THE EXERCISE: Reproduce all the material exactly, minus any pictures it holds.

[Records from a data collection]

★ ★ ★ ★

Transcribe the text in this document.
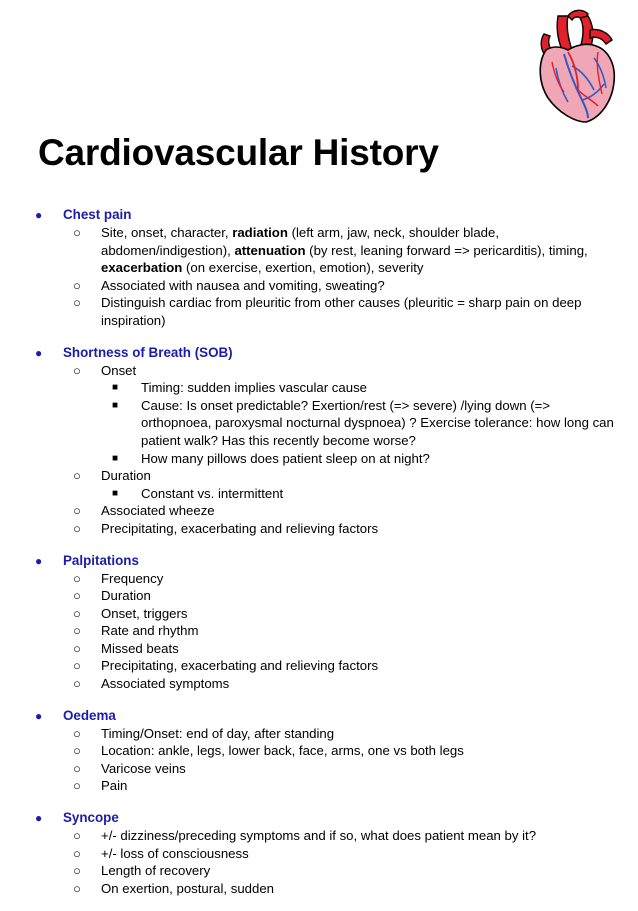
Cardiovascular History
● Chest pain
○ Site, onset, character, radiation (left arm, jaw, neck, shoulder blade, abdomen/indigestion), attenuation (by rest, leaning forward => pericarditis), timing, exacerbation (on exercise, exertion, emotion), severity
○ Associated with nausea and vomiting, sweating?
○ Distinguish cardiac from pleuritic from other causes (pleuritic = sharp pain on deep inspiration)
● Shortness of Breath (SOB)
○ Onset
■ Timing: sudden implies vascular cause
■ Cause: Is onset predictable? Exertion/rest (=> severe) /lying down (=> orthopnoea, paroxysmal nocturnal dyspnoea) ? Exercise tolerance: how long can patient walk? Has this recently become worse?
■ How many pillows does patient sleep on at night?
○ Duration
■ Constant vs. intermittent
○ Associated wheeze
○ Precipitating, exacerbating and relieving factors
● Palpitations
○ Frequency
○ Duration
○ Onset, triggers
○ Rate and rhythm
○ Missed beats
○ Precipitating, exacerbating and relieving factors
○ Associated symptoms
● Oedema
○ Timing/Onset: end of day, after standing
○ Location: ankle, legs, lower back, face, arms, one vs both legs
○ Varicose veins
○ Pain
● Syncope
○ +/- dizziness/preceding symptoms and if so, what does patient mean by it?
○ +/- loss of consciousness
○ Length of recovery
○ On exertion, postural, sudden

★ ★ ★ ★

THE RESULT:
Transcribe the text in this document.
Cardiovascular History
● Chest pain
○ Site, onset, character, radiation (left arm, jaw, neck, shoulder blade, abdomen/indigestion), attenuation (by rest, leaning forward => pericarditis), timing, exacerbation (on exercise, exertion, emotion), severity
○ Associated with nausea and vomiting, sweating?
○ Distinguish cardiac from pleuritic from other causes (pleuritic = sharp pain on deep inspiration)
● Shortness of Breath (SOB)
○ Onset
■ Timing: sudden implies vascular cause
■ Cause: Is onset predictable? Exertion/rest (=> severe) /lying down (=> orthopnoea, paroxysmal nocturnal dyspnoea) ? Exercise tolerance: how long can patient walk? Has this recently become worse?
■ How many pillows does patient sleep on at night?
○ Duration
■ Constant vs. intermittent
○ Associated wheeze
○ Precipitating, exacerbating and relieving factors
● Palpitations
○ Frequency
○ Duration
○ Onset, triggers
○ Rate and rhythm
○ Missed beats
○ Precipitating, exacerbating and relieving factors
○ Associated symptoms
● Oedema
○ Timing/Onset: end of day, after standing
○ Location: ankle, legs, lower back, face, arms, one vs both legs
○ Varicose veins
○ Pain
● Syncope
○ +/- dizziness/preceding symptoms and if so, what does patient mean by it?
○ +/- loss of consciousness
○ Length of recovery
○ On exertion, postural, sudden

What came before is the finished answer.